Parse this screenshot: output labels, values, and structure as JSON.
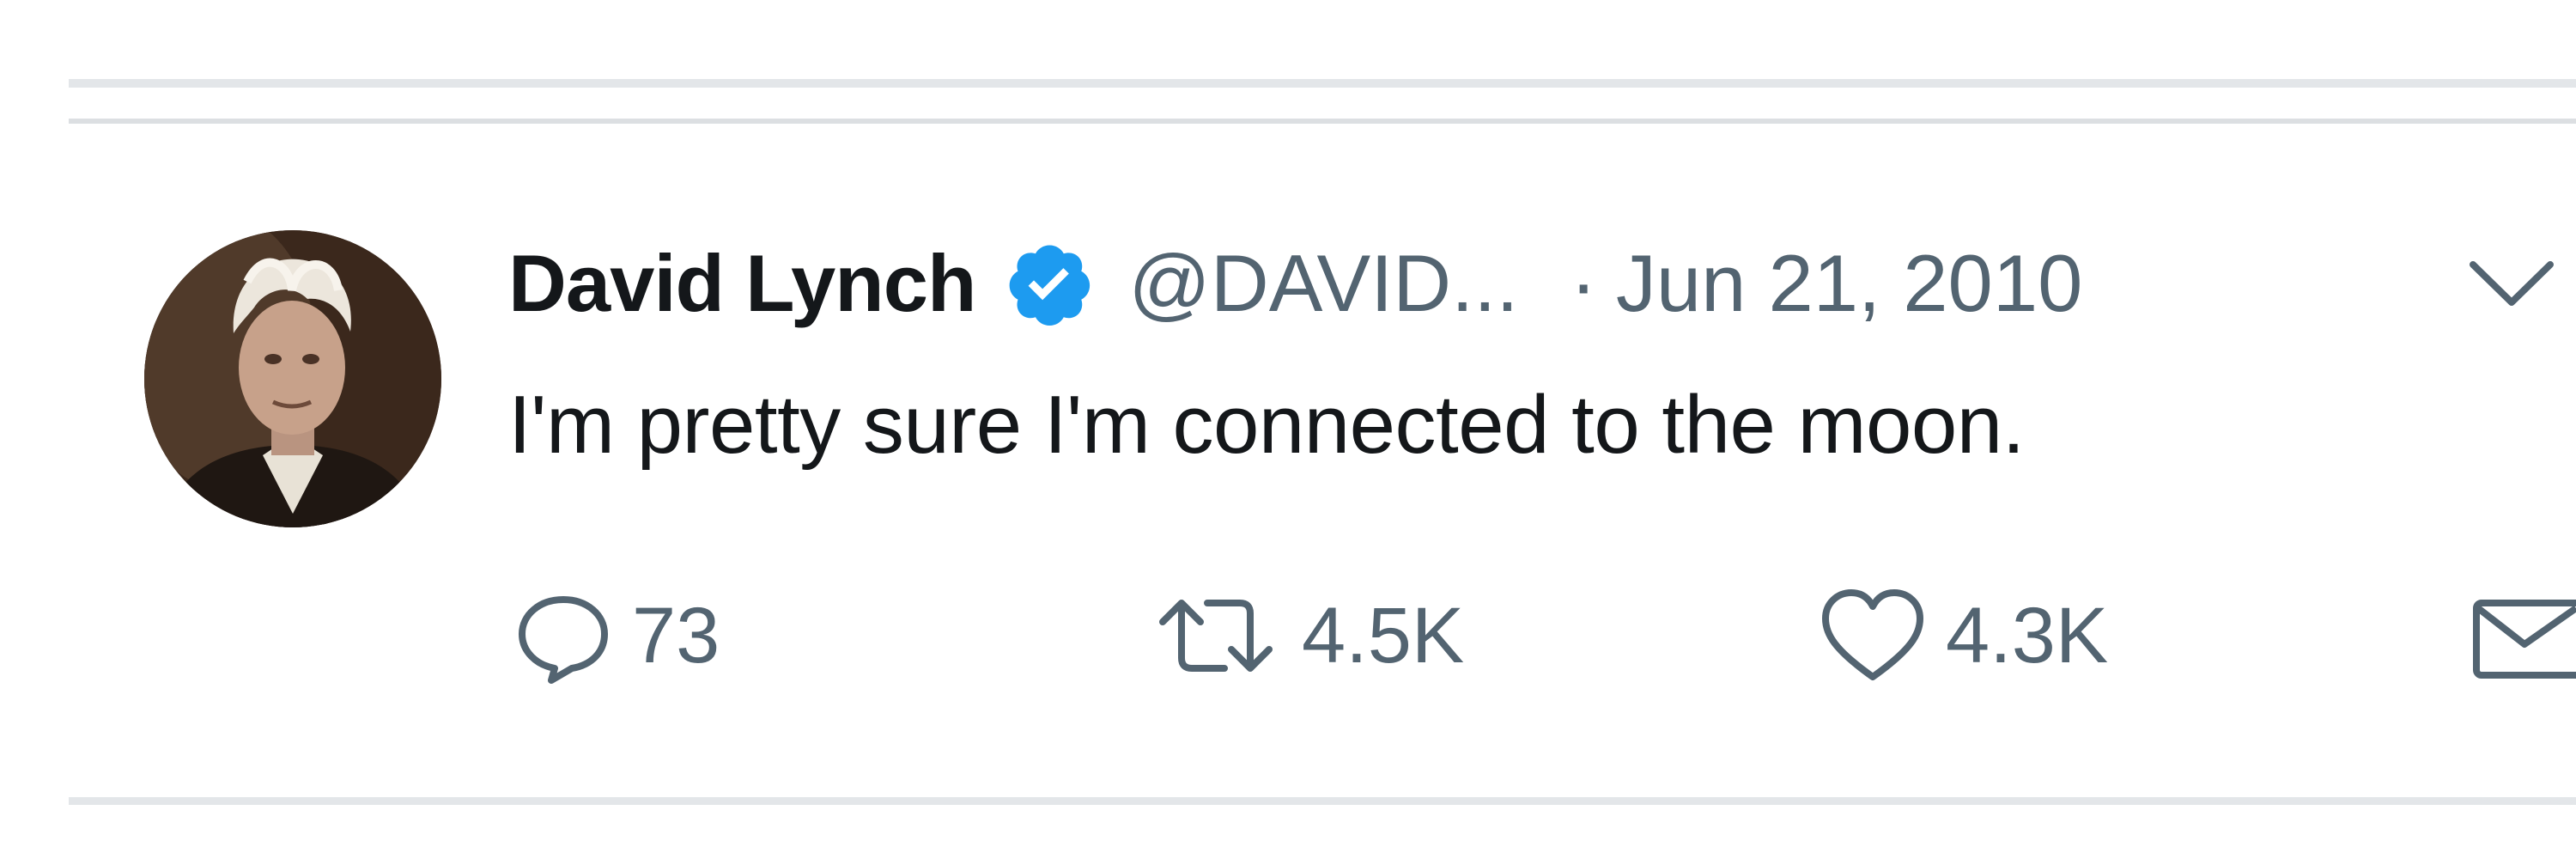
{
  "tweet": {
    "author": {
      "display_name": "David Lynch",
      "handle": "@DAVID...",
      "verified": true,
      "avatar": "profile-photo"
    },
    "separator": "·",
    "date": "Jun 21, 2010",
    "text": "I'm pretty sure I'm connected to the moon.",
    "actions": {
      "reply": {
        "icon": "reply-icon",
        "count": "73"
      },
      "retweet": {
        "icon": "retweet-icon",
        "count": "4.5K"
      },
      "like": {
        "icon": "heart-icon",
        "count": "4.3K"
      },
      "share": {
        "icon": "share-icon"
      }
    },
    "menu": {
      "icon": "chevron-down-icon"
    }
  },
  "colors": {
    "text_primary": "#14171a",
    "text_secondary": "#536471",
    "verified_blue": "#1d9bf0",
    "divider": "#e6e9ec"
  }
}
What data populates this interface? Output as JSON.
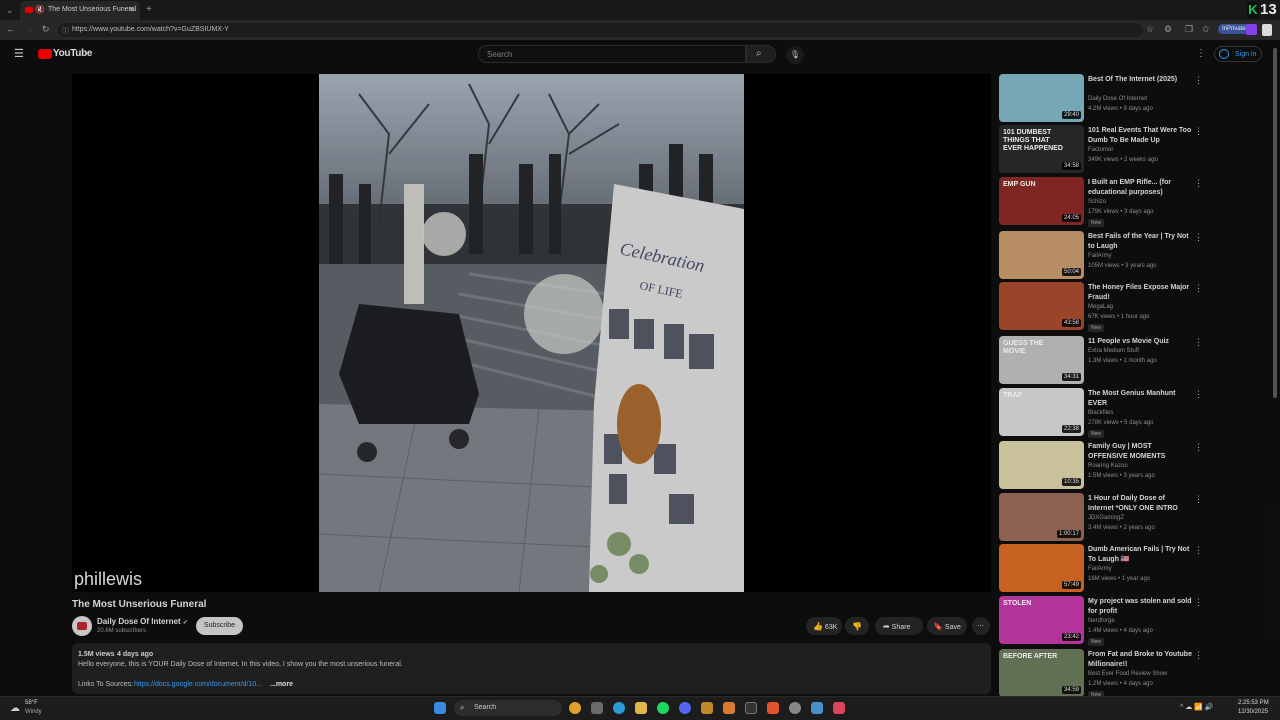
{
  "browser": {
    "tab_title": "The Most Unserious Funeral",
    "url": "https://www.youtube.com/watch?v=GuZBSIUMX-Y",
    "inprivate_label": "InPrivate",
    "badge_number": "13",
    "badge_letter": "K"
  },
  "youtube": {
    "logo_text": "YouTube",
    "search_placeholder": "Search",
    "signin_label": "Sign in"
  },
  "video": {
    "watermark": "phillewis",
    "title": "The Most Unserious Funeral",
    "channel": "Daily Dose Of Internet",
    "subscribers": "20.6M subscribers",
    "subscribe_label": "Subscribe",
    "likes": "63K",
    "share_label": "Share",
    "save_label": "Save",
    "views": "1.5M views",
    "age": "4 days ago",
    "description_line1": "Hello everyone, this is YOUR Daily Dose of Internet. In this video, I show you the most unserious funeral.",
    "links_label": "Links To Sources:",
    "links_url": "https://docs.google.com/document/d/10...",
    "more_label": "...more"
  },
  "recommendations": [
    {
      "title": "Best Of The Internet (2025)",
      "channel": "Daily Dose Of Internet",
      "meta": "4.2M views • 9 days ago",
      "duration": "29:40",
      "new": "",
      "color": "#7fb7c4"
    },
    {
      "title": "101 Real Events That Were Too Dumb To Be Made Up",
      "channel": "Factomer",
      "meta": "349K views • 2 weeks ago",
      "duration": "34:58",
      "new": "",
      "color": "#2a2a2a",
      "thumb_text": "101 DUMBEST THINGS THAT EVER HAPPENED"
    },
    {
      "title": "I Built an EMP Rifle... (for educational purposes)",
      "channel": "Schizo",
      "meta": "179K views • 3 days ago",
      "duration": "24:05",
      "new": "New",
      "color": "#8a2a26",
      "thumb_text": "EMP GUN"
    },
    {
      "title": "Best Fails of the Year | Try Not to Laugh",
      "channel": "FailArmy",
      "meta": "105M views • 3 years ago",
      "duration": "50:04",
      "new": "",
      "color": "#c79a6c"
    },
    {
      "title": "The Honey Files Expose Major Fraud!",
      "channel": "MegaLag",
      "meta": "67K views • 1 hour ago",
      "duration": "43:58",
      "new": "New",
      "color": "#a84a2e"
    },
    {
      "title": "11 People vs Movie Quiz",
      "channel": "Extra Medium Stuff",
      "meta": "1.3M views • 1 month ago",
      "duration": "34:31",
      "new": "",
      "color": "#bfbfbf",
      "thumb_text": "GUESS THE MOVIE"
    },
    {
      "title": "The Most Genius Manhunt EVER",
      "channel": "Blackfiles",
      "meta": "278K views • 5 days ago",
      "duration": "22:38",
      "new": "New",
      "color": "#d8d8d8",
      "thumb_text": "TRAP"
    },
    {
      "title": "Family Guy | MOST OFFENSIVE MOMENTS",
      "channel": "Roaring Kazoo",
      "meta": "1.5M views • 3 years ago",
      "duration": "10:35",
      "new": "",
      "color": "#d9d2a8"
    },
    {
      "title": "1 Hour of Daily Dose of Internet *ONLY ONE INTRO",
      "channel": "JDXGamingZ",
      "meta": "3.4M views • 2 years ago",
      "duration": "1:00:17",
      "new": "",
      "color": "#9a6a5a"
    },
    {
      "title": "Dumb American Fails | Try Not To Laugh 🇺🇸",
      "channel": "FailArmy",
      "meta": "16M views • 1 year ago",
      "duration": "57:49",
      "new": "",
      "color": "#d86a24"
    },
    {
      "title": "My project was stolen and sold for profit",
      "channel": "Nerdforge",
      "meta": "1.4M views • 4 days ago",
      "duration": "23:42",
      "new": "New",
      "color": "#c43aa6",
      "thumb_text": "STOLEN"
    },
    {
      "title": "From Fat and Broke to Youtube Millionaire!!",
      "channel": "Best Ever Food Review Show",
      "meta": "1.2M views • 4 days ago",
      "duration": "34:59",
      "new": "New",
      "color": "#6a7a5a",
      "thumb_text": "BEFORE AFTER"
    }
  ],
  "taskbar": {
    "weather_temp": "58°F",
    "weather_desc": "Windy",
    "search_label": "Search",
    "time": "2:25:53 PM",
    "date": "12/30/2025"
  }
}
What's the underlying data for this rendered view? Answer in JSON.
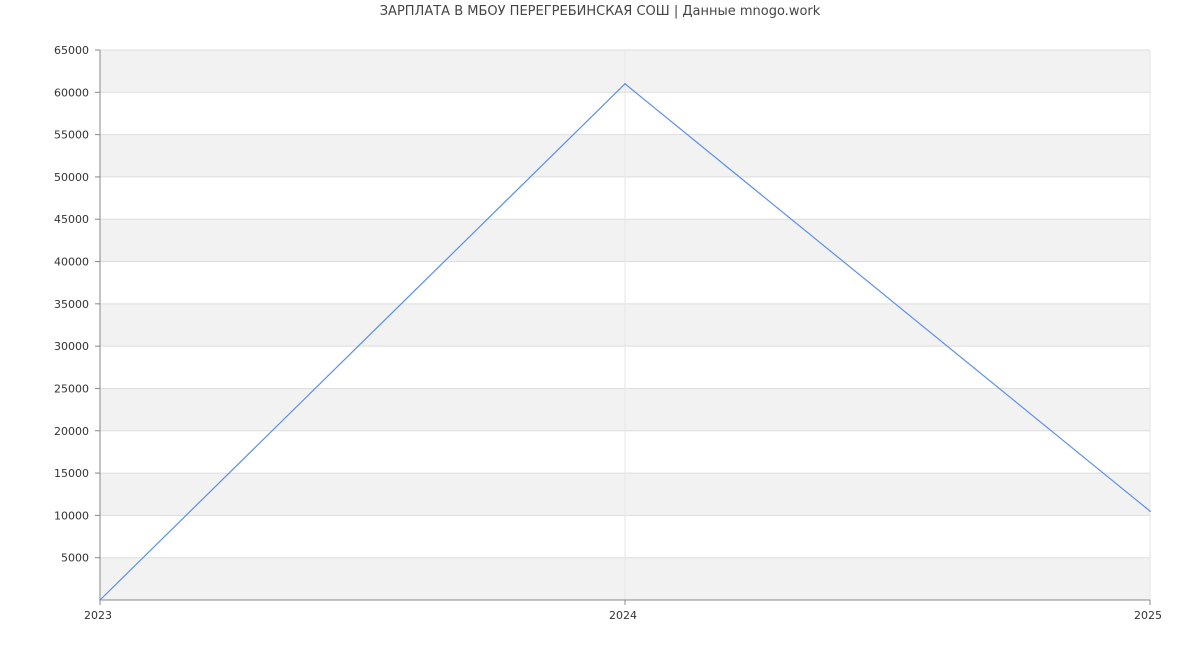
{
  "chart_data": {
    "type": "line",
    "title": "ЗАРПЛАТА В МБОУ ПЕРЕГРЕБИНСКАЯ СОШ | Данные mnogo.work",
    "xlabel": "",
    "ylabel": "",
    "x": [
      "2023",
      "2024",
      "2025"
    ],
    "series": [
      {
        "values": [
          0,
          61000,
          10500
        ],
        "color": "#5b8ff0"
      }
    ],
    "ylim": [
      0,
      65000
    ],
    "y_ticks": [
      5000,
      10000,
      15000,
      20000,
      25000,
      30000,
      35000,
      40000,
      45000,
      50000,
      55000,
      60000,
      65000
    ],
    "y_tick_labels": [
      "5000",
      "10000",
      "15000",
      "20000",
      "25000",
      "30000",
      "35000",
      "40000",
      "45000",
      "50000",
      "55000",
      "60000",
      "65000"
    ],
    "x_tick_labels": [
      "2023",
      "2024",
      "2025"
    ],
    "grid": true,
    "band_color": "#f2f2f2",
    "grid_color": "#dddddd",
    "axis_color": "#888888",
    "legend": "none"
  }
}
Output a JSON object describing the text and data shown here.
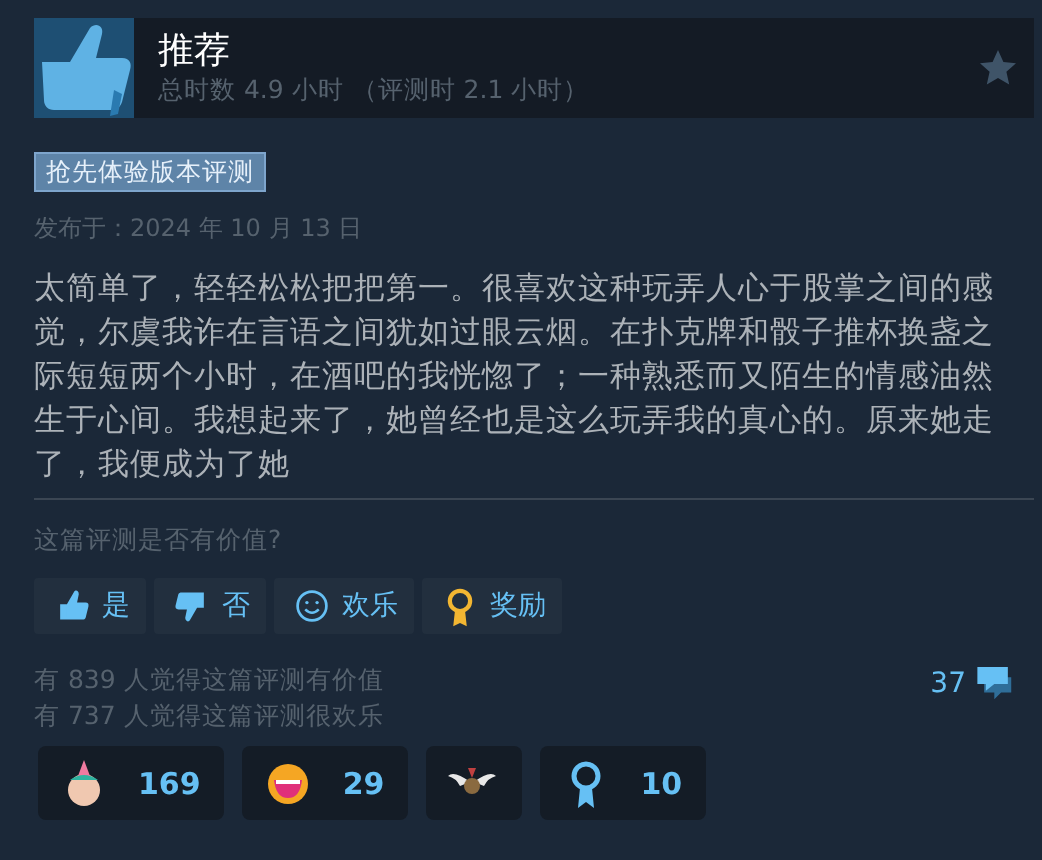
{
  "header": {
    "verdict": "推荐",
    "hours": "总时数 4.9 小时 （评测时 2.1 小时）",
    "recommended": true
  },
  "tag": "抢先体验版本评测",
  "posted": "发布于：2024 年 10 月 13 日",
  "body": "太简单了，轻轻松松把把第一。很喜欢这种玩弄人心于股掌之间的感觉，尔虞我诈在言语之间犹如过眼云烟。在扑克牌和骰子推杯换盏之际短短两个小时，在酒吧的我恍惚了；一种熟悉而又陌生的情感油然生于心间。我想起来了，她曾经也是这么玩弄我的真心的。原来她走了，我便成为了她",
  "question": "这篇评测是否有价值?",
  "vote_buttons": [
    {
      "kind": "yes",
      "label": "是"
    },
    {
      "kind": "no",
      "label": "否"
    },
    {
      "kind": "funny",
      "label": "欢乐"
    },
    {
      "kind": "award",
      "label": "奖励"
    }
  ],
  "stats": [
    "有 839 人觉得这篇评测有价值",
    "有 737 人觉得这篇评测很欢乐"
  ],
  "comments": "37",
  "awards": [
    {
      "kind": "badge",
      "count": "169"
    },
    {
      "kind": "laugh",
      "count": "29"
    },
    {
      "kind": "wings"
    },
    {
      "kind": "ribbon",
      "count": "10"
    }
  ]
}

○ ○ ○ ○ ○ ○ ○

TASK TO CARRY OUT: Print out the material word for word, omitting the pictures.

EXPECTED ANSWER:
Parse this screenshot: output labels, values, and structure as JSON.
{
  "tweet": {
    "author": {
      "display_name": "David Lynch",
      "handle": "@DAVID...",
      "verified": true,
      "avatar": "profile-photo"
    },
    "separator": "·",
    "date": "Jun 21, 2010",
    "text": "I'm pretty sure I'm connected to the moon.",
    "actions": {
      "reply": {
        "icon": "reply-icon",
        "count": "73"
      },
      "retweet": {
        "icon": "retweet-icon",
        "count": "4.5K"
      },
      "like": {
        "icon": "heart-icon",
        "count": "4.3K"
      },
      "share": {
        "icon": "share-icon"
      }
    },
    "menu": {
      "icon": "chevron-down-icon"
    }
  },
  "colors": {
    "text_primary": "#14171a",
    "text_secondary": "#536471",
    "verified_blue": "#1d9bf0",
    "divider": "#e6e9ec"
  }
}
What data populates this interface? Output as JSON.
{
  "browser": {
    "tab_title": "The Most Unserious Funeral",
    "url": "https://www.youtube.com/watch?v=GuZBSIUMX-Y",
    "inprivate_label": "InPrivate",
    "badge_number": "13",
    "badge_letter": "K"
  },
  "youtube": {
    "logo_text": "YouTube",
    "search_placeholder": "Search",
    "signin_label": "Sign in"
  },
  "video": {
    "watermark": "phillewis",
    "title": "The Most Unserious Funeral",
    "channel": "Daily Dose Of Internet",
    "subscribers": "20.6M subscribers",
    "subscribe_label": "Subscribe",
    "likes": "63K",
    "share_label": "Share",
    "save_label": "Save",
    "views": "1.5M views",
    "age": "4 days ago",
    "description_line1": "Hello everyone, this is YOUR Daily Dose of Internet. In this video, I show you the most unserious funeral.",
    "links_label": "Links To Sources:",
    "links_url": "https://docs.google.com/document/d/10...",
    "more_label": "...more"
  },
  "recommendations": [
    {
      "title": "Best Of The Internet (2025)",
      "channel": "Daily Dose Of Internet",
      "meta": "4.2M views • 9 days ago",
      "duration": "29:40",
      "new": "",
      "color": "#7fb7c4"
    },
    {
      "title": "101 Real Events That Were Too Dumb To Be Made Up",
      "channel": "Factomer",
      "meta": "349K views • 2 weeks ago",
      "duration": "34:58",
      "new": "",
      "color": "#2a2a2a",
      "thumb_text": "101 DUMBEST THINGS THAT EVER HAPPENED"
    },
    {
      "title": "I Built an EMP Rifle... (for educational purposes)",
      "channel": "Schizo",
      "meta": "179K views • 3 days ago",
      "duration": "24:05",
      "new": "New",
      "color": "#8a2a26",
      "thumb_text": "EMP GUN"
    },
    {
      "title": "Best Fails of the Year | Try Not to Laugh",
      "channel": "FailArmy",
      "meta": "105M views • 3 years ago",
      "duration": "50:04",
      "new": "",
      "color": "#c79a6c"
    },
    {
      "title": "The Honey Files Expose Major Fraud!",
      "channel": "MegaLag",
      "meta": "67K views • 1 hour ago",
      "duration": "43:58",
      "new": "New",
      "color": "#a84a2e"
    },
    {
      "title": "11 People vs Movie Quiz",
      "channel": "Extra Medium Stuff",
      "meta": "1.3M views • 1 month ago",
      "duration": "34:31",
      "new": "",
      "color": "#bfbfbf",
      "thumb_text": "GUESS THE MOVIE"
    },
    {
      "title": "The Most Genius Manhunt EVER",
      "channel": "Blackfiles",
      "meta": "278K views • 5 days ago",
      "duration": "22:38",
      "new": "New",
      "color": "#d8d8d8",
      "thumb_text": "TRAP"
    },
    {
      "title": "Family Guy | MOST OFFENSIVE MOMENTS",
      "channel": "Roaring Kazoo",
      "meta": "1.5M views • 3 years ago",
      "duration": "10:35",
      "new": "",
      "color": "#d9d2a8"
    },
    {
      "title": "1 Hour of Daily Dose of Internet *ONLY ONE INTRO",
      "channel": "JDXGamingZ",
      "meta": "3.4M views • 2 years ago",
      "duration": "1:00:17",
      "new": "",
      "color": "#9a6a5a"
    },
    {
      "title": "Dumb American Fails | Try Not To Laugh 🇺🇸",
      "channel": "FailArmy",
      "meta": "16M views • 1 year ago",
      "duration": "57:49",
      "new": "",
      "color": "#d86a24"
    },
    {
      "title": "My project was stolen and sold for profit",
      "channel": "Nerdforge",
      "meta": "1.4M views • 4 days ago",
      "duration": "23:42",
      "new": "New",
      "color": "#c43aa6",
      "thumb_text": "STOLEN"
    },
    {
      "title": "From Fat and Broke to Youtube Millionaire!!",
      "channel": "Best Ever Food Review Show",
      "meta": "1.2M views • 4 days ago",
      "duration": "34:59",
      "new": "New",
      "color": "#6a7a5a",
      "thumb_text": "BEFORE AFTER"
    }
  ],
  "taskbar": {
    "weather_temp": "58°F",
    "weather_desc": "Windy",
    "search_label": "Search",
    "time": "2:25:53 PM",
    "date": "12/30/2025"
  }
}
What's the underlying data for this rendered view? Answer in JSON.
{
  "chart_data": {
    "type": "line",
    "title": "ЗАРПЛАТА В МБОУ ПЕРЕГРЕБИНСКАЯ СОШ | Данные mnogo.work",
    "xlabel": "",
    "ylabel": "",
    "x": [
      "2023",
      "2024",
      "2025"
    ],
    "series": [
      {
        "values": [
          0,
          61000,
          10500
        ],
        "color": "#5b8ff0"
      }
    ],
    "ylim": [
      0,
      65000
    ],
    "y_ticks": [
      5000,
      10000,
      15000,
      20000,
      25000,
      30000,
      35000,
      40000,
      45000,
      50000,
      55000,
      60000,
      65000
    ],
    "y_tick_labels": [
      "5000",
      "10000",
      "15000",
      "20000",
      "25000",
      "30000",
      "35000",
      "40000",
      "45000",
      "50000",
      "55000",
      "60000",
      "65000"
    ],
    "x_tick_labels": [
      "2023",
      "2024",
      "2025"
    ],
    "grid": true,
    "band_color": "#f2f2f2",
    "grid_color": "#dddddd",
    "axis_color": "#888888",
    "legend": "none"
  }
}
Output a JSON object describing the text and data shown here.
{
  "header": {
    "verdict": "推荐",
    "hours": "总时数 4.9 小时 （评测时 2.1 小时）",
    "recommended": true
  },
  "tag": "抢先体验版本评测",
  "posted": "发布于：2024 年 10 月 13 日",
  "body": "太简单了，轻轻松松把把第一。很喜欢这种玩弄人心于股掌之间的感觉，尔虞我诈在言语之间犹如过眼云烟。在扑克牌和骰子推杯换盏之际短短两个小时，在酒吧的我恍惚了；一种熟悉而又陌生的情感油然生于心间。我想起来了，她曾经也是这么玩弄我的真心的。原来她走了，我便成为了她",
  "question": "这篇评测是否有价值?",
  "vote_buttons": [
    {
      "kind": "yes",
      "label": "是"
    },
    {
      "kind": "no",
      "label": "否"
    },
    {
      "kind": "funny",
      "label": "欢乐"
    },
    {
      "kind": "award",
      "label": "奖励"
    }
  ],
  "stats": [
    "有 839 人觉得这篇评测有价值",
    "有 737 人觉得这篇评测很欢乐"
  ],
  "comments": "37",
  "awards": [
    {
      "kind": "badge",
      "count": "169"
    },
    {
      "kind": "laugh",
      "count": "29"
    },
    {
      "kind": "wings"
    },
    {
      "kind": "ribbon",
      "count": "10"
    }
  ]
}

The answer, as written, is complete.